▶ **Extracted information**:
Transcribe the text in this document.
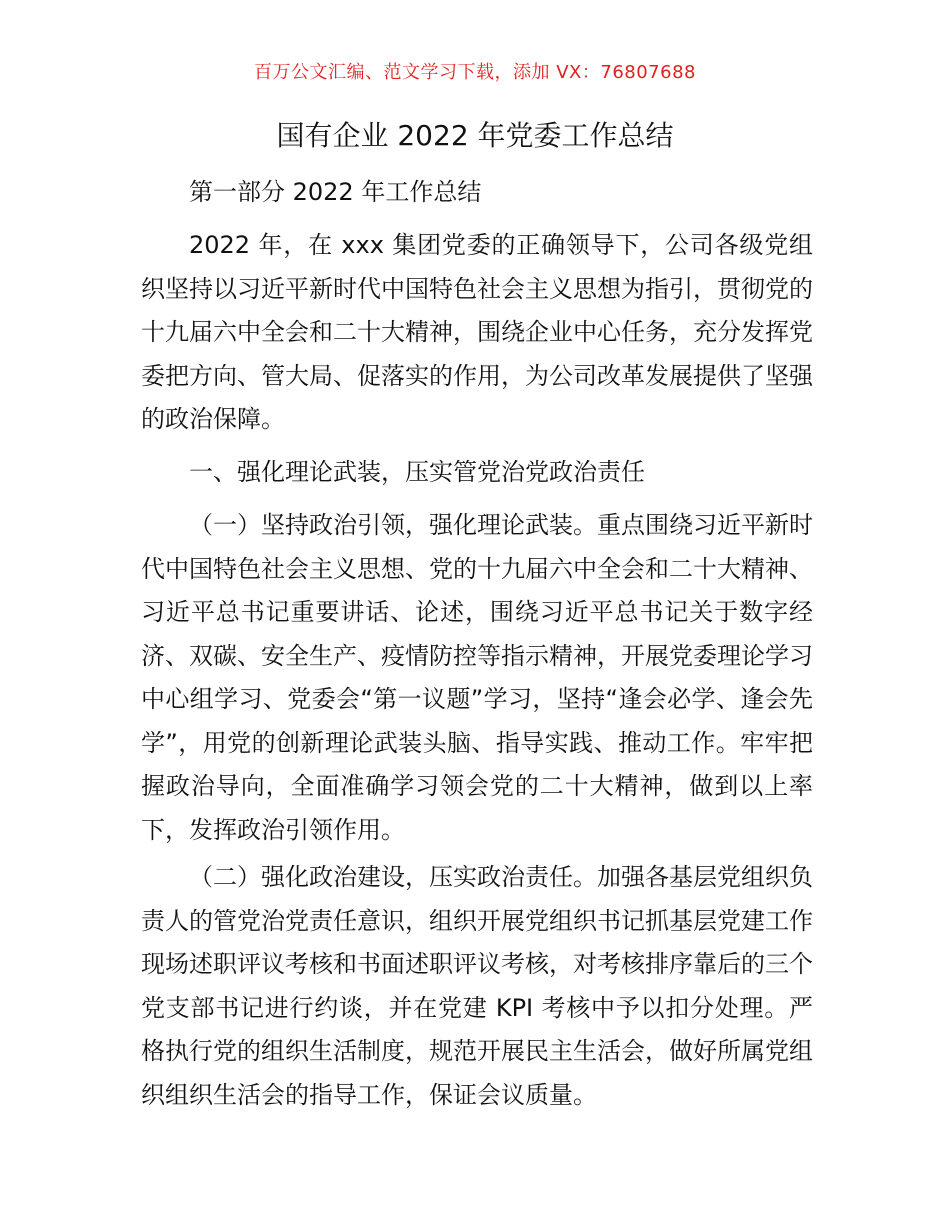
百万公文汇编、范文学习下载，添加 VX：76807688
国有企业 2022 年党委工作总结
第一部分 2022 年工作总结

2022 年，在 xxx 集团党委的正确领导下，公司各级党组织坚持以习近平新时代中国特色社会主义思想为指引，贯彻党的十九届六中全会和二十大精神，围绕企业中心任务，充分发挥党委把方向、管大局、促落实的作用，为公司改革发展提供了坚强的政治保障。

一、强化理论武装，压实管党治党政治责任

（一）坚持政治引领，强化理论武装。重点围绕习近平新时代中国特色社会主义思想、党的十九届六中全会和二十大精神、习近平总书记重要讲话、论述，围绕习近平总书记关于数字经济、双碳、安全生产、疫情防控等指示精神，开展党委理论学习中心组学习、党委会“第一议题”学习，坚持“逢会必学、逢会先学”，用党的创新理论武装头脑、指导实践、推动工作。牢牢把握政治导向，全面准确学习领会党的二十大精神，做到以上率下，发挥政治引领作用。

（二）强化政治建设，压实政治责任。加强各基层党组织负责人的管党治党责任意识，组织开展党组织书记抓基层党建工作现场述职评议考核和书面述职评议考核，对考核排序靠后的三个党支部书记进行约谈，并在党建 KPI 考核中予以扣分处理。严格执行党的组织生活制度，规范开展民主生活会，做好所属党组织组织生活会的指导工作，保证会议质量。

▶ **To be done**: Leave the pictures out and output the rest of the listing exactly.

▶ **Worked solution**:
Transcribe the text in this document.
百万公文汇编、范文学习下载，添加 VX：76807688
国有企业 2022 年党委工作总结
第一部分 2022 年工作总结

2022 年，在 xxx 集团党委的正确领导下，公司各级党组织坚持以习近平新时代中国特色社会主义思想为指引，贯彻党的十九届六中全会和二十大精神，围绕企业中心任务，充分发挥党委把方向、管大局、促落实的作用，为公司改革发展提供了坚强的政治保障。

一、强化理论武装，压实管党治党政治责任

（一）坚持政治引领，强化理论武装。重点围绕习近平新时代中国特色社会主义思想、党的十九届六中全会和二十大精神、习近平总书记重要讲话、论述，围绕习近平总书记关于数字经济、双碳、安全生产、疫情防控等指示精神，开展党委理论学习中心组学习、党委会“第一议题”学习，坚持“逢会必学、逢会先学”，用党的创新理论武装头脑、指导实践、推动工作。牢牢把握政治导向，全面准确学习领会党的二十大精神，做到以上率下，发挥政治引领作用。

（二）强化政治建设，压实政治责任。加强各基层党组织负责人的管党治党责任意识，组织开展党组织书记抓基层党建工作现场述职评议考核和书面述职评议考核，对考核排序靠后的三个党支部书记进行约谈，并在党建 KPI 考核中予以扣分处理。严格执行党的组织生活制度，规范开展民主生活会，做好所属党组织组织生活会的指导工作，保证会议质量。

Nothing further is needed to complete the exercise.